-- Supplied entries start --

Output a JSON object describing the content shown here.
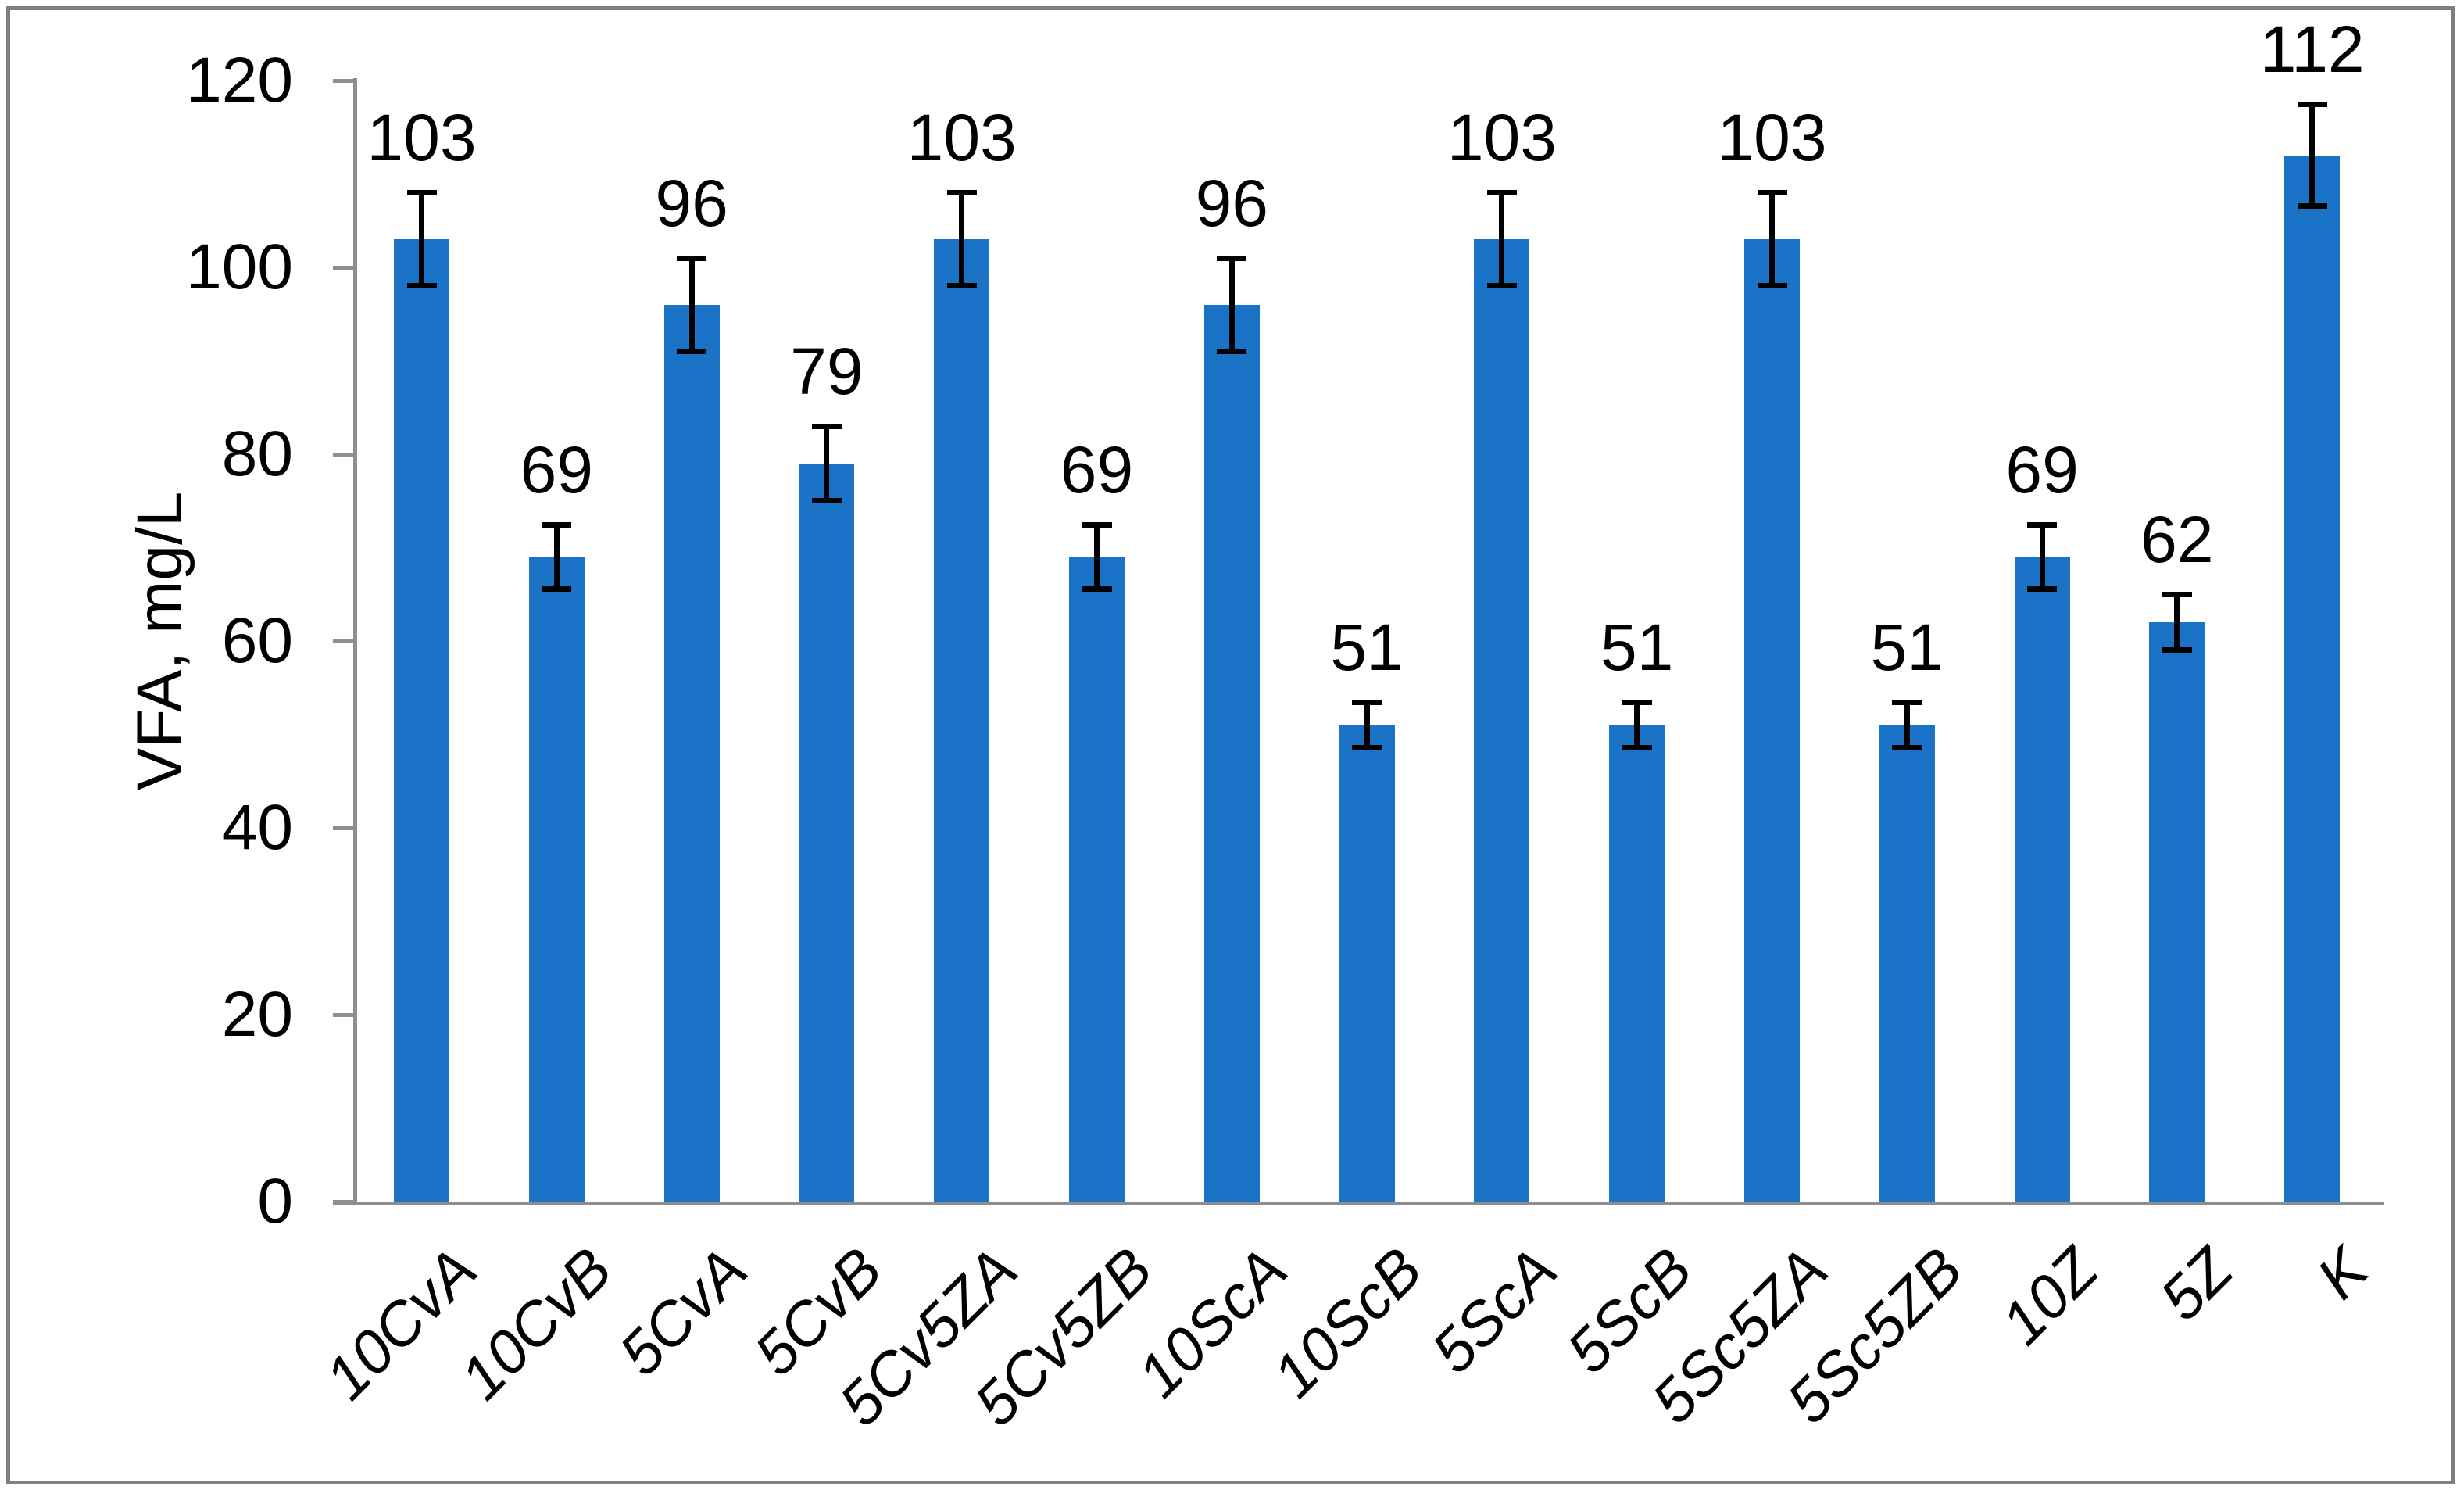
{
  "page": {
    "background": "#FFFFFF",
    "border_color": "#7F7F7F"
  },
  "chart_data": {
    "type": "bar",
    "title": "",
    "ylabel": "VFA, mg/L",
    "xlabel": "",
    "categories": [
      "10CvA",
      "10CvB",
      "5CvA",
      "5CvB",
      "5Cv5ZA",
      "5Cv5ZB",
      "10ScA",
      "10ScB",
      "5ScA",
      "5ScB",
      "5Sc5ZA",
      "5Sc5ZB",
      "10Z",
      "5Z",
      "K"
    ],
    "values": [
      103,
      69,
      96,
      79,
      103,
      69,
      96,
      51,
      103,
      51,
      103,
      51,
      69,
      62,
      112
    ],
    "errors": [
      5,
      3.5,
      5,
      4,
      5,
      3.5,
      5,
      2.5,
      5,
      2.5,
      5,
      2.5,
      3.5,
      3,
      5.5
    ],
    "data_labels": [
      "103",
      "69",
      "96",
      "79",
      "103",
      "69",
      "96",
      "51",
      "103",
      "51",
      "103",
      "51",
      "69",
      "62",
      "112"
    ],
    "yticks": [
      0,
      20,
      40,
      60,
      80,
      100,
      120
    ],
    "ylim": [
      0,
      120
    ],
    "grid": false,
    "legend": false,
    "error_bars": true,
    "bar_color": "#1A73C6",
    "axis_color": "#8E8E8E",
    "error_color": "#000000",
    "label_color": "#000000"
  }
}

-- Supplied entries end --

◆ **Written instruction**: Every line above should be returned exactly; the pictures stay out.

◆ **Solved problem**:
Output a JSON object describing the content shown here.
{
  "page": {
    "background": "#FFFFFF",
    "border_color": "#7F7F7F"
  },
  "chart_data": {
    "type": "bar",
    "title": "",
    "ylabel": "VFA, mg/L",
    "xlabel": "",
    "categories": [
      "10CvA",
      "10CvB",
      "5CvA",
      "5CvB",
      "5Cv5ZA",
      "5Cv5ZB",
      "10ScA",
      "10ScB",
      "5ScA",
      "5ScB",
      "5Sc5ZA",
      "5Sc5ZB",
      "10Z",
      "5Z",
      "K"
    ],
    "values": [
      103,
      69,
      96,
      79,
      103,
      69,
      96,
      51,
      103,
      51,
      103,
      51,
      69,
      62,
      112
    ],
    "errors": [
      5,
      3.5,
      5,
      4,
      5,
      3.5,
      5,
      2.5,
      5,
      2.5,
      5,
      2.5,
      3.5,
      3,
      5.5
    ],
    "data_labels": [
      "103",
      "69",
      "96",
      "79",
      "103",
      "69",
      "96",
      "51",
      "103",
      "51",
      "103",
      "51",
      "69",
      "62",
      "112"
    ],
    "yticks": [
      0,
      20,
      40,
      60,
      80,
      100,
      120
    ],
    "ylim": [
      0,
      120
    ],
    "grid": false,
    "legend": false,
    "error_bars": true,
    "bar_color": "#1A73C6",
    "axis_color": "#8E8E8E",
    "error_color": "#000000",
    "label_color": "#000000"
  }
}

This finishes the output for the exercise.